Data excerpts
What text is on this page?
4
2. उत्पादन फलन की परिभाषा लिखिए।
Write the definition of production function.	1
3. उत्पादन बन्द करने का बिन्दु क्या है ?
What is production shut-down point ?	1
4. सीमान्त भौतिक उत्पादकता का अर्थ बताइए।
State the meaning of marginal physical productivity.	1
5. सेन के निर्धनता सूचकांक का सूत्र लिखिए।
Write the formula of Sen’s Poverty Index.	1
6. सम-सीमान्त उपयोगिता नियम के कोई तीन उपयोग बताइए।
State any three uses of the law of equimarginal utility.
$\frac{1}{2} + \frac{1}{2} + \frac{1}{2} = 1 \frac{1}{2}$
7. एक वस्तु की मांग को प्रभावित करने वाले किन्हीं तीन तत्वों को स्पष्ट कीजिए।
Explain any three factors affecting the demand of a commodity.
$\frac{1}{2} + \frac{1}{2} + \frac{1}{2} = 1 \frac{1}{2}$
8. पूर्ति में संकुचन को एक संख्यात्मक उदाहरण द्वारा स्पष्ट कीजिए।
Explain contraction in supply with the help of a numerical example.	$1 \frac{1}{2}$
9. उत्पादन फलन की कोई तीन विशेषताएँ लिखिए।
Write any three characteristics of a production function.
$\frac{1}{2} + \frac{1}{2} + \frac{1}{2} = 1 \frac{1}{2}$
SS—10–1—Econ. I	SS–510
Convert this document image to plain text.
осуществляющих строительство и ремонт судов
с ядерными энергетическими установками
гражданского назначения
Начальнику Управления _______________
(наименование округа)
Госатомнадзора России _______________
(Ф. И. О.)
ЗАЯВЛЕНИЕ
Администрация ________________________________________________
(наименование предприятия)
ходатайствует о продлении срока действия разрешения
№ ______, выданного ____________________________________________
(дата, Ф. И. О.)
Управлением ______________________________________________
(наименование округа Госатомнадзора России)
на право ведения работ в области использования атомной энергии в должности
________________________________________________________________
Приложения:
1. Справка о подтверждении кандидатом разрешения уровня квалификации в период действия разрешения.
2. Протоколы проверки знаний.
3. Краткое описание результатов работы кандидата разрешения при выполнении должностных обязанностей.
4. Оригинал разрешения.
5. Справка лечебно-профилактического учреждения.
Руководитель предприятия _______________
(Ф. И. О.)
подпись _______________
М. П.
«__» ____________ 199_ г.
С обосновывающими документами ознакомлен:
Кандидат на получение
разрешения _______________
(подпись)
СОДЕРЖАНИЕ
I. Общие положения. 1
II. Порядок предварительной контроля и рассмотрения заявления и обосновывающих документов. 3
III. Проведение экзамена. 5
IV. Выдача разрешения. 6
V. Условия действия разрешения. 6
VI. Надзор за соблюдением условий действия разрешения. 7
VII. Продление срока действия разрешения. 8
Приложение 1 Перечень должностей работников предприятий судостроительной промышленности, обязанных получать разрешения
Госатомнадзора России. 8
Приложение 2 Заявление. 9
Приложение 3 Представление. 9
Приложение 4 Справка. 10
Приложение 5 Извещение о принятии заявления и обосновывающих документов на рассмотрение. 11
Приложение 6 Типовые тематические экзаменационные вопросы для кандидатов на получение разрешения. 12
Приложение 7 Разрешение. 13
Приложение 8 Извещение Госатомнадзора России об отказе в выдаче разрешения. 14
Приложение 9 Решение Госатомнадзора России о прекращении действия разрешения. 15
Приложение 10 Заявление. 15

Task:
Reproduce each entry above exactly, keeping every word.

Exercise output:
What text is on this page?
4
2. उत्पादन फलन की परिभाषा लिखिए।
Write the definition of production function.	1
3. उत्पादन बन्द करने का बिन्दु क्या है ?
What is production shut-down point ?	1
4. सीमान्त भौतिक उत्पादकता का अर्थ बताइए।
State the meaning of marginal physical productivity.	1
5. सेन के निर्धनता सूचकांक का सूत्र लिखिए।
Write the formula of Sen’s Poverty Index.	1
6. सम-सीमान्त उपयोगिता नियम के कोई तीन उपयोग बताइए।
State any three uses of the law of equimarginal utility.
$\frac{1}{2} + \frac{1}{2} + \frac{1}{2} = 1 \frac{1}{2}$
7. एक वस्तु की मांग को प्रभावित करने वाले किन्हीं तीन तत्वों को स्पष्ट कीजिए।
Explain any three factors affecting the demand of a commodity.
$\frac{1}{2} + \frac{1}{2} + \frac{1}{2} = 1 \frac{1}{2}$
8. पूर्ति में संकुचन को एक संख्यात्मक उदाहरण द्वारा स्पष्ट कीजिए।
Explain contraction in supply with the help of a numerical example.	$1 \frac{1}{2}$
9. उत्पादन फलन की कोई तीन विशेषताएँ लिखिए।
Write any three characteristics of a production function.
$\frac{1}{2} + \frac{1}{2} + \frac{1}{2} = 1 \frac{1}{2}$
SS—10–1—Econ. I	SS–510
Convert this document image to plain text.
осуществляющих строительство и ремонт судов
с ядерными энергетическими установками
гражданского назначения
Начальнику Управления _______________
(наименование округа)
Госатомнадзора России _______________
(Ф. И. О.)
ЗАЯВЛЕНИЕ
Администрация ________________________________________________
(наименование предприятия)
ходатайствует о продлении срока действия разрешения
№ ______, выданного ____________________________________________
(дата, Ф. И. О.)
Управлением ______________________________________________
(наименование округа Госатомнадзора России)
на право ведения работ в области использования атомной энергии в должности
________________________________________________________________
Приложения:
1. Справка о подтверждении кандидатом разрешения уровня квалификации в период действия разрешения.
2. Протоколы проверки знаний.
3. Краткое описание результатов работы кандидата разрешения при выполнении должностных обязанностей.
4. Оригинал разрешения.
5. Справка лечебно-профилактического учреждения.
Руководитель предприятия _______________
(Ф. И. О.)
подпись _______________
М. П.
«__» ____________ 199_ г.
С обосновывающими документами ознакомлен:
Кандидат на получение
разрешения _______________
(подпись)
СОДЕРЖАНИЕ
I. Общие положения. 1
II. Порядок предварительной контроля и рассмотрения заявления и обосновывающих документов. 3
III. Проведение экзамена. 5
IV. Выдача разрешения. 6
V. Условия действия разрешения. 6
VI. Надзор за соблюдением условий действия разрешения. 7
VII. Продление срока действия разрешения. 8
Приложение 1 Перечень должностей работников предприятий судостроительной промышленности, обязанных получать разрешения
Госатомнадзора России. 8
Приложение 2 Заявление. 9
Приложение 3 Представление. 9
Приложение 4 Справка. 10
Приложение 5 Извещение о принятии заявления и обосновывающих документов на рассмотрение. 11
Приложение 6 Типовые тематические экзаменационные вопросы для кандидатов на получение разрешения. 12
Приложение 7 Разрешение. 13
Приложение 8 Извещение Госатомнадзора России об отказе в выдаче разрешения. 14
Приложение 9 Решение Госатомнадзора России о прекращении действия разрешения. 15
Приложение 10 Заявление. 15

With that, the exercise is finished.